*WHAT TO WORK ON*: Scan the data below and pick out the lines containing the word "мощность".
::::
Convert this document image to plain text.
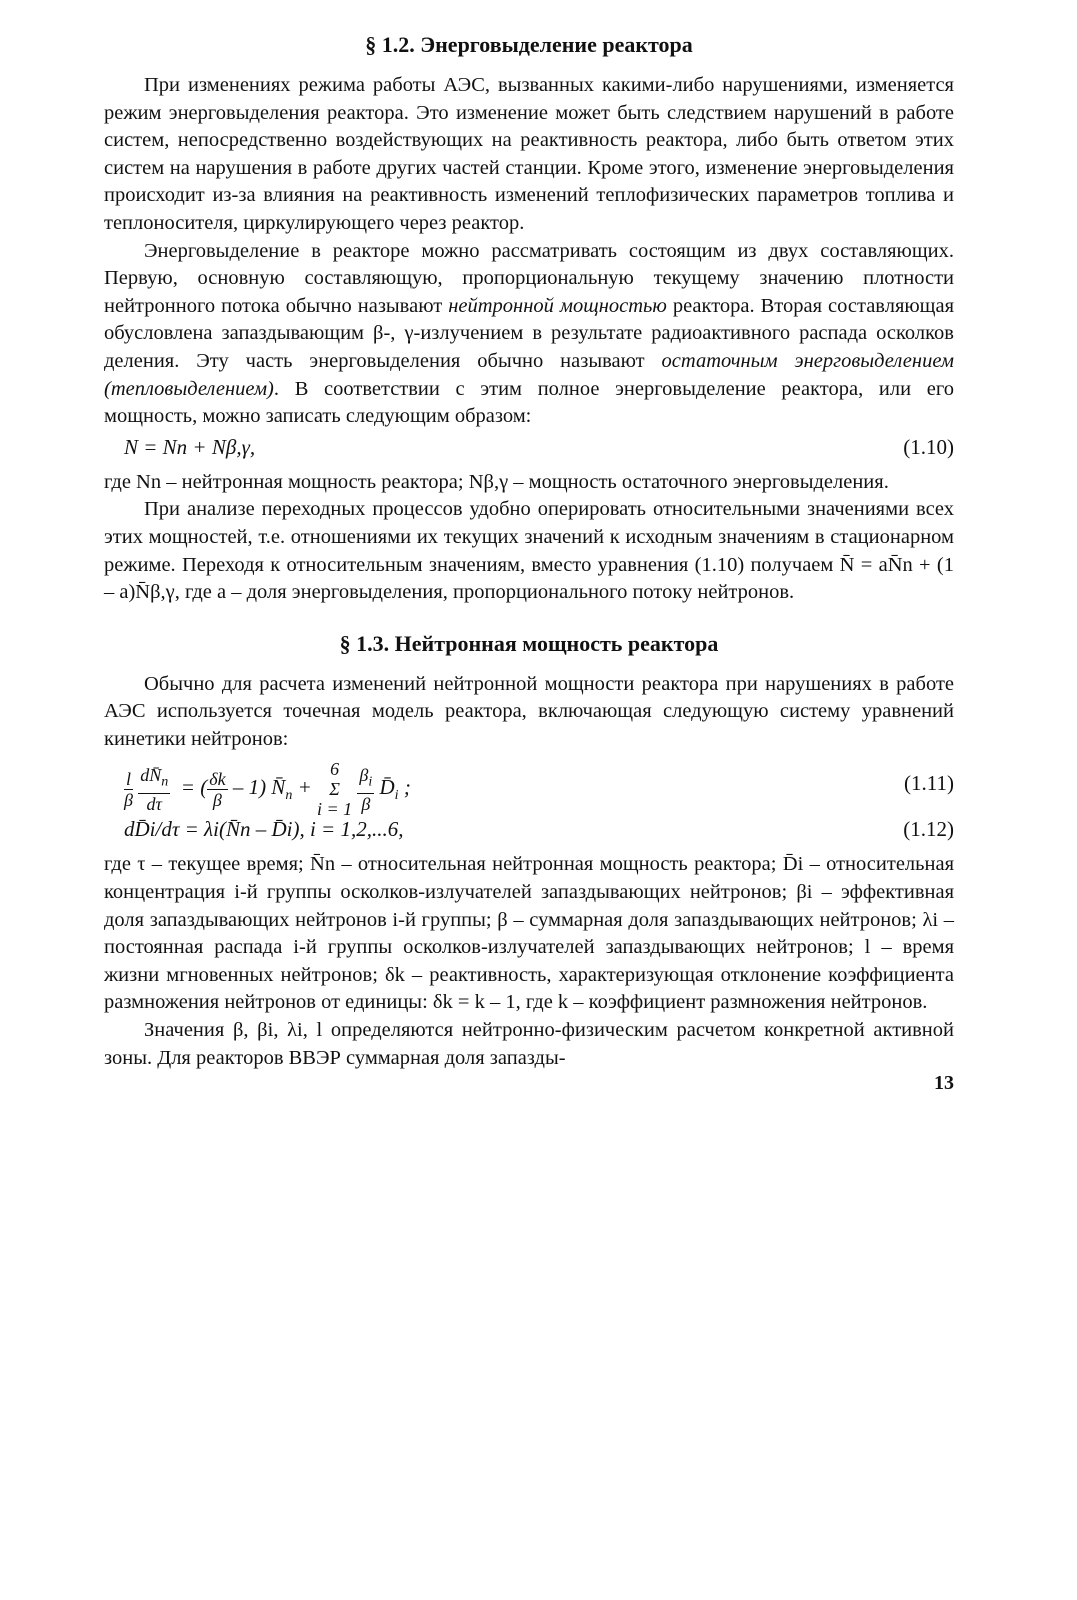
§ 1.2. Энерговыделение реактора

При изменениях режима работы АЭС, вызванных какими-либо нарушениями, изменяется режим энерговыделения реактора. Это изменение может быть следствием нарушений в работе систем, непосредственно воздействующих на реактивность реактора, либо быть ответом этих систем на нарушения в работе других частей станции. Кроме этого, изменение энерговыделения происходит из-за влияния на реактивность изменений теплофизических параметров топлива и теплоносителя, циркулирующего через реактор.

Энерговыделение в реакторе можно рассматривать состоящим из двух составляющих. Первую, основную составляющую, пропорциональную текущему значению плотности нейтронного потока обычно называют нейтронной мощностью реактора. Вторая составляющая обусловлена запаздывающим β-, γ-излучением в результате радиоактивного распада осколков деления. Эту часть энерговыделения обычно называют остаточным энерговыделением (тепловыделением). В соответствии с этим полное энерговыделение реактора, или его мощность, можно записать следующим образом:

N = Nn + Nβ,γ,	(1.10)

где Nn – нейтронная мощность реактора; Nβ,γ – мощность остаточного энерговыделения.

При анализе переходных процессов удобно оперировать относительными значениями всех этих мощностей, т.е. отношениями их текущих значений к исходным значениям в стационарном режиме. Переходя к относительным значениям, вместо уравнения (1.10) получаем N̄ = aN̄n + (1 – a)N̄β,γ, где a – доля энерговыделения, пропорционального потоку нейтронов.

§ 1.3. Нейтронная мощность реактора

Обычно для расчета изменений нейтронной мощности реактора при нарушениях в работе АЭС используется точечная модель реактора, включающая следующую систему уравнений кинетики нейтронов:

$\frac{l}{\beta}$
$\frac{dN̄_n}{d\tau}$ = ( $\frac{\delta k}{\beta} - 1$) $N̄_n$ +
6
Σ
i = 1
$\frac{\beta_i}{\beta}$ $D̄_i$ ;	(1.11)
dD̄i/dτ = λi(N̄n – D̄i), i = 1,2,...6,	(1.12)

где τ – текущее время; N̄n – относительная нейтронная мощность реактора; D̄i – относительная концентрация i-й группы осколков-излучателей запаздывающих нейтронов; βi – эффективная доля запаздывающих нейтронов i-й группы; β – суммарная доля запаздывающих нейтронов; λi – постоянная распада i-й группы осколков-излучателей запаздывающих нейтронов; l – время жизни мгновенных нейтронов; δk – реактивность, характеризующая отклонение коэффициента размножения нейтронов от единицы: δk = k – 1, где k – коэффициент размножения нейтронов.

Значения β, βi, λi, l определяются нейтронно-физическим расчетом конкретной активной зоны. Для реакторов ВВЭР суммарная доля запазды-

13
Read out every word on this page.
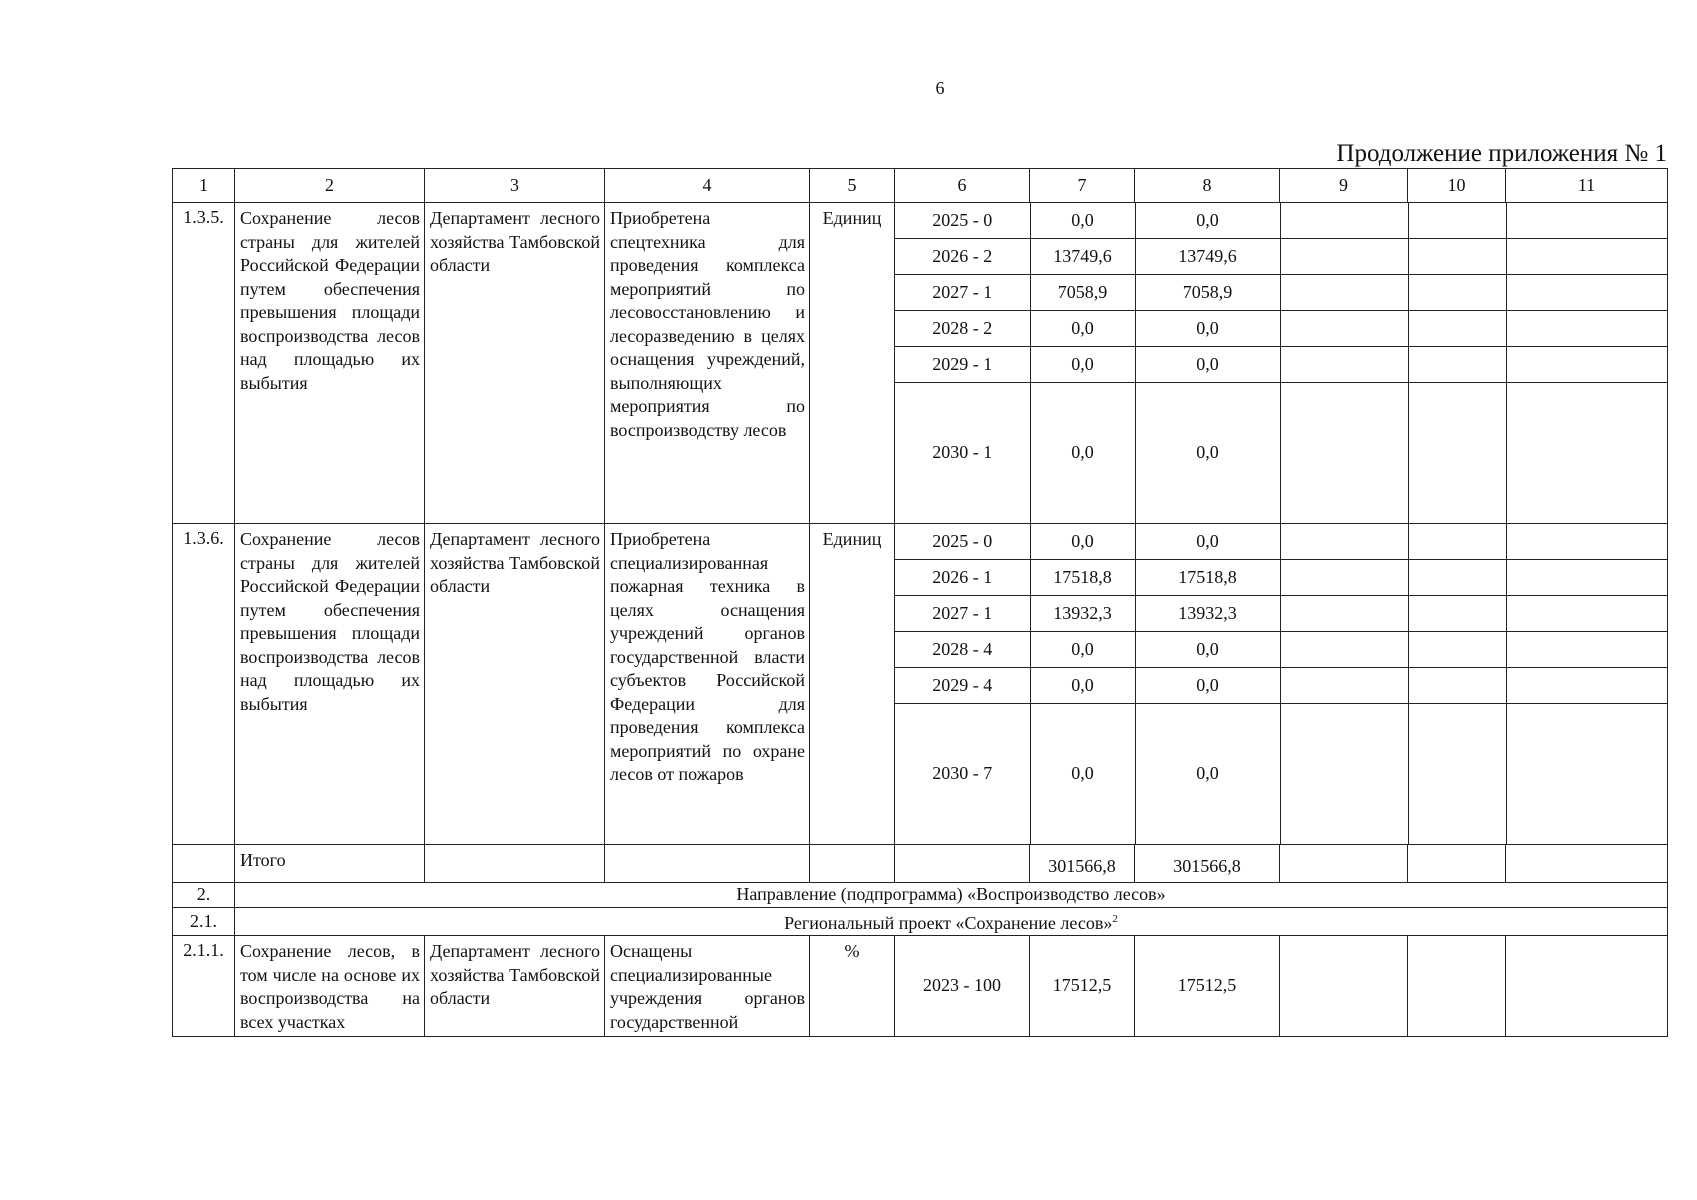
6
Продолжение приложения № 1
1	2	3	4	5	6	7	8	9	10	11
1.3.5.	Сохранение лесов страны для жителей Российской Федерации путем обеспечения превышения площади воспроизводства лесов над площадью их выбытия	Департамент лесного хозяйства Тамбовской области	Приобретена спецтехника для проведения комплекса мероприятий по лесовосстановлению и лесоразведению в целях оснащения учреждений, выполняющих мероприятия по воспроизводству лесов	Единиц		2025 - 0	0,0	0,0			
2026 - 2	13749,6	13749,6			
2027 - 1	7058,9	7058,9			
2028 - 2	0,0	0,0			
2029 - 1	0,0	0,0			
2030 - 1	0,0	0,0			

1.3.6.	Сохранение лесов страны для жителей Российской Федерации путем обеспечения превышения площади воспроизводства лесов над площадью их выбытия	Департамент лесного хозяйства Тамбовской области	Приобретена специализированная пожарная техника в целях оснащения учреждений органов государственной власти субъектов Российской Федерации для проведения комплекса мероприятий по охране лесов от пожаров	Единиц		2025 - 0	0,0	0,0			
2026 - 1	17518,8	17518,8			
2027 - 1	13932,3	13932,3			
2028 - 4	0,0	0,0			
2029 - 4	0,0	0,0			
2030 - 7	0,0	0,0			

	Итого					301566,8	301566,8			
2.	Направление (подпрограмма) «Воспроизводство лесов»
2.1.	Региональный проект «Сохранение лесов»$^2$
2.1.1.	Сохранение лесов, в том числе на основе их воспроизводства на всех участках	Департамент лесного хозяйства Тамбовской области	Оснащены специализированные учреждения органов государственной	%	2023 - 100	17512,5	17512,5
::::
*TASK SOLUTION*:
Энерговыделение в реакторе можно рассматривать состоящим из двух составляющих. Первую, основную составляющую, пропорциональную текущему значению плотности нейтронного потока обычно называют нейтронной мощностью реактора. Вторая составляющая обусловлена запаздывающим β-, γ-излучением в результате радиоактивного распада осколков деления. Эту часть энерговыделения обычно называют остаточным энерговыделением (тепловыделением). В соответствии с этим полное энерговыделение реактора, или его мощность, можно записать следующим образом:
где Nn – нейтронная мощность реактора; Nβ,γ – мощность остаточного энерговыделения.
§ 1.3. Нейтронная мощность реактора
где τ – текущее время; N̄n – относительная нейтронная мощность реактора; D̄i – относительная концентрация i-й группы осколков-излучателей запаздывающих нейтронов; βi – эффективная доля запаздывающих нейтронов i-й группы; β – суммарная доля запаздывающих нейтронов; λi – постоянная распада i-й группы осколков-излучателей запаздывающих нейтронов; l – время жизни мгновенных нейтронов; δk – реактивность, характеризующая отклонение коэффициента размножения нейтронов от единицы: δk = k – 1, где k – коэффициент размножения нейтронов.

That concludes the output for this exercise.